DATASET RECORDS:
........

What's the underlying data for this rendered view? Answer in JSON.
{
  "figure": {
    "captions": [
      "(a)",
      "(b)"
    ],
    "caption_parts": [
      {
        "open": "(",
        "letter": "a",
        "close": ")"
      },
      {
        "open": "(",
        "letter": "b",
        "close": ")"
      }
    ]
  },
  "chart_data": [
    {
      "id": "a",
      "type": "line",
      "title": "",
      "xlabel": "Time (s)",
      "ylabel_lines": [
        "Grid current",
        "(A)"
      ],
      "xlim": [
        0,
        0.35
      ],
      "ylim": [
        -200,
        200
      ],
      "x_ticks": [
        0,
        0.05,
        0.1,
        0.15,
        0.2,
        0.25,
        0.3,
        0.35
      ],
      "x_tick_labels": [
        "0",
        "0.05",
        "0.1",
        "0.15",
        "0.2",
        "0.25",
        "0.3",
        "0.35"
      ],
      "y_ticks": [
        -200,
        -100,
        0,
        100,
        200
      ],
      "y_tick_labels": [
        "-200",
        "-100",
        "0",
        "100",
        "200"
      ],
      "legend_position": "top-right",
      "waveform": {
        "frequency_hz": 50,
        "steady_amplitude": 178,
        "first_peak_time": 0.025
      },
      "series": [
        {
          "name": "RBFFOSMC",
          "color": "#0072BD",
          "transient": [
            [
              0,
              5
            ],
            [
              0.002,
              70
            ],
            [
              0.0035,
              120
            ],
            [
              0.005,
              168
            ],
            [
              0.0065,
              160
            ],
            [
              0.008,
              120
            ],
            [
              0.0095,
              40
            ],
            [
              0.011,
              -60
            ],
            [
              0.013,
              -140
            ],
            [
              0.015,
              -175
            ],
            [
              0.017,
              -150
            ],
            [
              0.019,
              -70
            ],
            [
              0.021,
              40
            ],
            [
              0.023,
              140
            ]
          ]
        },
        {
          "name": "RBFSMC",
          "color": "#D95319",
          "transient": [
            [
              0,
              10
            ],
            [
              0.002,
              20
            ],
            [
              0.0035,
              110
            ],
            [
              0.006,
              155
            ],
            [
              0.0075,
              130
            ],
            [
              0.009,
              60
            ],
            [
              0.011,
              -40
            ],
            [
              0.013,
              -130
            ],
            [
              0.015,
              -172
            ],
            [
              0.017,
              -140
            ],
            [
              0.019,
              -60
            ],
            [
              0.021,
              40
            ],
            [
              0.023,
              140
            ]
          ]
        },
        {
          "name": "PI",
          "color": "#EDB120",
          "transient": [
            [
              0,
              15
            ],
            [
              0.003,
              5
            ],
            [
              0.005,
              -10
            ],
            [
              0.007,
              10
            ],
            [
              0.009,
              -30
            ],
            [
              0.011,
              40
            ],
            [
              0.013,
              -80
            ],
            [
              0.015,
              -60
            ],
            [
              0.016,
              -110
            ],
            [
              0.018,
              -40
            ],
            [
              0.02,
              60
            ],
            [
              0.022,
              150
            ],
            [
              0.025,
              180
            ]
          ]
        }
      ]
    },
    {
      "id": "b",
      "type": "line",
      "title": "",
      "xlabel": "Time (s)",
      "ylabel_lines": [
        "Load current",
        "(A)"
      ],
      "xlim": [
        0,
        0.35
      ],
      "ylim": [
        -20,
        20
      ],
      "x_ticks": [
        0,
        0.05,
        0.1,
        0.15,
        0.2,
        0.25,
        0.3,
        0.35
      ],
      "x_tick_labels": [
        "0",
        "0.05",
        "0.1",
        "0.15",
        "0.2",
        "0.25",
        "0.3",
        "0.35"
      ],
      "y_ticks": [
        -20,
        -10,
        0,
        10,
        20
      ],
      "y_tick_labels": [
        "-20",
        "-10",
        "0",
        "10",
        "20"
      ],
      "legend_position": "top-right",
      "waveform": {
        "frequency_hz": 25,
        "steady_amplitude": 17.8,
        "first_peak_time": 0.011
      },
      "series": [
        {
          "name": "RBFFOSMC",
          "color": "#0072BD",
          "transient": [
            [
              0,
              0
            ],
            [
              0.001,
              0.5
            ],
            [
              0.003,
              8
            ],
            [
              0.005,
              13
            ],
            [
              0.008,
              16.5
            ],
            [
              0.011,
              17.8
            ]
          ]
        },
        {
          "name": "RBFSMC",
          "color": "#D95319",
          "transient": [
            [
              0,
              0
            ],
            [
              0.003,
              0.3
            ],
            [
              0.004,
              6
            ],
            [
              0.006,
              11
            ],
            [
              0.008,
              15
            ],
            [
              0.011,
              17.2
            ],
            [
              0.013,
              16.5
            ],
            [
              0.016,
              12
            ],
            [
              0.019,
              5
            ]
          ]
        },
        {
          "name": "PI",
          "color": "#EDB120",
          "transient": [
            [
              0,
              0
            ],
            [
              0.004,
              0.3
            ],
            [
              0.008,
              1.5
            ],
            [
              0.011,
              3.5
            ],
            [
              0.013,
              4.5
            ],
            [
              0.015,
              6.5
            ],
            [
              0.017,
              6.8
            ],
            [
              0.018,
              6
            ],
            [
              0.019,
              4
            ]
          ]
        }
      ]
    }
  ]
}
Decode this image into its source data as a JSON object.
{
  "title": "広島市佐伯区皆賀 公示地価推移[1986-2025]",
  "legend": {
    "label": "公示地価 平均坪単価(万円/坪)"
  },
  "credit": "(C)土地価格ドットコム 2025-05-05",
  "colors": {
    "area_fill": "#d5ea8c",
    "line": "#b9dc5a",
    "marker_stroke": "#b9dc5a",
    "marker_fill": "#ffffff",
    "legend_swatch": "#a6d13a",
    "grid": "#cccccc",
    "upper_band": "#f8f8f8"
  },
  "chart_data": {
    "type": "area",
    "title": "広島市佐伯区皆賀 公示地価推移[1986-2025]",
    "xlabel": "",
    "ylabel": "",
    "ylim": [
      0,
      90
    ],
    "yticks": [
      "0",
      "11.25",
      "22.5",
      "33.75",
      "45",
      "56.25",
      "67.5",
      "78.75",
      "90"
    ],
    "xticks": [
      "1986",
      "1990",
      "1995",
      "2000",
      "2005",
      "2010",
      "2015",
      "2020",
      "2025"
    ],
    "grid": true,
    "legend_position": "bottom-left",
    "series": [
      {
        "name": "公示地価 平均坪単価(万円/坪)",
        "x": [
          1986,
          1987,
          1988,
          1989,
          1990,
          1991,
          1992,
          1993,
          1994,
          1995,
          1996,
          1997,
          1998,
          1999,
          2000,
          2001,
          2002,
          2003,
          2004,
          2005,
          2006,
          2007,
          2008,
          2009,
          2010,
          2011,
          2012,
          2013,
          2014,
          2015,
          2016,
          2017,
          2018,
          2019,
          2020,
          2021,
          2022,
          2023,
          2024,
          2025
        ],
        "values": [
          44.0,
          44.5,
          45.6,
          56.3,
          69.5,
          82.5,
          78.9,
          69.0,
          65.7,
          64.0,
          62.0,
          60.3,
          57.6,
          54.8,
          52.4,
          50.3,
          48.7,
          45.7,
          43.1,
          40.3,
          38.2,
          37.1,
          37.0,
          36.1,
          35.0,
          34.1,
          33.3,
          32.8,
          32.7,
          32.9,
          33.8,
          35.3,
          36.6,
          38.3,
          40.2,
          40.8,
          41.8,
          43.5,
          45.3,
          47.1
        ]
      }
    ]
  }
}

........

REQUEST: Output the complete data exactly as written.

RESULT FOR THIS EXERCISE:
What's the underlying data for this rendered view? Answer in JSON.
{
  "figure": {
    "captions": [
      "(a)",
      "(b)"
    ],
    "caption_parts": [
      {
        "open": "(",
        "letter": "a",
        "close": ")"
      },
      {
        "open": "(",
        "letter": "b",
        "close": ")"
      }
    ]
  },
  "chart_data": [
    {
      "id": "a",
      "type": "line",
      "title": "",
      "xlabel": "Time (s)",
      "ylabel_lines": [
        "Grid current",
        "(A)"
      ],
      "xlim": [
        0,
        0.35
      ],
      "ylim": [
        -200,
        200
      ],
      "x_ticks": [
        0,
        0.05,
        0.1,
        0.15,
        0.2,
        0.25,
        0.3,
        0.35
      ],
      "x_tick_labels": [
        "0",
        "0.05",
        "0.1",
        "0.15",
        "0.2",
        "0.25",
        "0.3",
        "0.35"
      ],
      "y_ticks": [
        -200,
        -100,
        0,
        100,
        200
      ],
      "y_tick_labels": [
        "-200",
        "-100",
        "0",
        "100",
        "200"
      ],
      "legend_position": "top-right",
      "waveform": {
        "frequency_hz": 50,
        "steady_amplitude": 178,
        "first_peak_time": 0.025
      },
      "series": [
        {
          "name": "RBFFOSMC",
          "color": "#0072BD",
          "transient": [
            [
              0,
              5
            ],
            [
              0.002,
              70
            ],
            [
              0.0035,
              120
            ],
            [
              0.005,
              168
            ],
            [
              0.0065,
              160
            ],
            [
              0.008,
              120
            ],
            [
              0.0095,
              40
            ],
            [
              0.011,
              -60
            ],
            [
              0.013,
              -140
            ],
            [
              0.015,
              -175
            ],
            [
              0.017,
              -150
            ],
            [
              0.019,
              -70
            ],
            [
              0.021,
              40
            ],
            [
              0.023,
              140
            ]
          ]
        },
        {
          "name": "RBFSMC",
          "color": "#D95319",
          "transient": [
            [
              0,
              10
            ],
            [
              0.002,
              20
            ],
            [
              0.0035,
              110
            ],
            [
              0.006,
              155
            ],
            [
              0.0075,
              130
            ],
            [
              0.009,
              60
            ],
            [
              0.011,
              -40
            ],
            [
              0.013,
              -130
            ],
            [
              0.015,
              -172
            ],
            [
              0.017,
              -140
            ],
            [
              0.019,
              -60
            ],
            [
              0.021,
              40
            ],
            [
              0.023,
              140
            ]
          ]
        },
        {
          "name": "PI",
          "color": "#EDB120",
          "transient": [
            [
              0,
              15
            ],
            [
              0.003,
              5
            ],
            [
              0.005,
              -10
            ],
            [
              0.007,
              10
            ],
            [
              0.009,
              -30
            ],
            [
              0.011,
              40
            ],
            [
              0.013,
              -80
            ],
            [
              0.015,
              -60
            ],
            [
              0.016,
              -110
            ],
            [
              0.018,
              -40
            ],
            [
              0.02,
              60
            ],
            [
              0.022,
              150
            ],
            [
              0.025,
              180
            ]
          ]
        }
      ]
    },
    {
      "id": "b",
      "type": "line",
      "title": "",
      "xlabel": "Time (s)",
      "ylabel_lines": [
        "Load current",
        "(A)"
      ],
      "xlim": [
        0,
        0.35
      ],
      "ylim": [
        -20,
        20
      ],
      "x_ticks": [
        0,
        0.05,
        0.1,
        0.15,
        0.2,
        0.25,
        0.3,
        0.35
      ],
      "x_tick_labels": [
        "0",
        "0.05",
        "0.1",
        "0.15",
        "0.2",
        "0.25",
        "0.3",
        "0.35"
      ],
      "y_ticks": [
        -20,
        -10,
        0,
        10,
        20
      ],
      "y_tick_labels": [
        "-20",
        "-10",
        "0",
        "10",
        "20"
      ],
      "legend_position": "top-right",
      "waveform": {
        "frequency_hz": 25,
        "steady_amplitude": 17.8,
        "first_peak_time": 0.011
      },
      "series": [
        {
          "name": "RBFFOSMC",
          "color": "#0072BD",
          "transient": [
            [
              0,
              0
            ],
            [
              0.001,
              0.5
            ],
            [
              0.003,
              8
            ],
            [
              0.005,
              13
            ],
            [
              0.008,
              16.5
            ],
            [
              0.011,
              17.8
            ]
          ]
        },
        {
          "name": "RBFSMC",
          "color": "#D95319",
          "transient": [
            [
              0,
              0
            ],
            [
              0.003,
              0.3
            ],
            [
              0.004,
              6
            ],
            [
              0.006,
              11
            ],
            [
              0.008,
              15
            ],
            [
              0.011,
              17.2
            ],
            [
              0.013,
              16.5
            ],
            [
              0.016,
              12
            ],
            [
              0.019,
              5
            ]
          ]
        },
        {
          "name": "PI",
          "color": "#EDB120",
          "transient": [
            [
              0,
              0
            ],
            [
              0.004,
              0.3
            ],
            [
              0.008,
              1.5
            ],
            [
              0.011,
              3.5
            ],
            [
              0.013,
              4.5
            ],
            [
              0.015,
              6.5
            ],
            [
              0.017,
              6.8
            ],
            [
              0.018,
              6
            ],
            [
              0.019,
              4
            ]
          ]
        }
      ]
    }
  ]
}
Decode this image into its source data as a JSON object.
{
  "title": "広島市佐伯区皆賀 公示地価推移[1986-2025]",
  "legend": {
    "label": "公示地価 平均坪単価(万円/坪)"
  },
  "credit": "(C)土地価格ドットコム 2025-05-05",
  "colors": {
    "area_fill": "#d5ea8c",
    "line": "#b9dc5a",
    "marker_stroke": "#b9dc5a",
    "marker_fill": "#ffffff",
    "legend_swatch": "#a6d13a",
    "grid": "#cccccc",
    "upper_band": "#f8f8f8"
  },
  "chart_data": {
    "type": "area",
    "title": "広島市佐伯区皆賀 公示地価推移[1986-2025]",
    "xlabel": "",
    "ylabel": "",
    "ylim": [
      0,
      90
    ],
    "yticks": [
      "0",
      "11.25",
      "22.5",
      "33.75",
      "45",
      "56.25",
      "67.5",
      "78.75",
      "90"
    ],
    "xticks": [
      "1986",
      "1990",
      "1995",
      "2000",
      "2005",
      "2010",
      "2015",
      "2020",
      "2025"
    ],
    "grid": true,
    "legend_position": "bottom-left",
    "series": [
      {
        "name": "公示地価 平均坪単価(万円/坪)",
        "x": [
          1986,
          1987,
          1988,
          1989,
          1990,
          1991,
          1992,
          1993,
          1994,
          1995,
          1996,
          1997,
          1998,
          1999,
          2000,
          2001,
          2002,
          2003,
          2004,
          2005,
          2006,
          2007,
          2008,
          2009,
          2010,
          2011,
          2012,
          2013,
          2014,
          2015,
          2016,
          2017,
          2018,
          2019,
          2020,
          2021,
          2022,
          2023,
          2024,
          2025
        ],
        "values": [
          44.0,
          44.5,
          45.6,
          56.3,
          69.5,
          82.5,
          78.9,
          69.0,
          65.7,
          64.0,
          62.0,
          60.3,
          57.6,
          54.8,
          52.4,
          50.3,
          48.7,
          45.7,
          43.1,
          40.3,
          38.2,
          37.1,
          37.0,
          36.1,
          35.0,
          34.1,
          33.3,
          32.8,
          32.7,
          32.9,
          33.8,
          35.3,
          36.6,
          38.3,
          40.2,
          40.8,
          41.8,
          43.5,
          45.3,
          47.1
        ]
      }
    ]
  }
}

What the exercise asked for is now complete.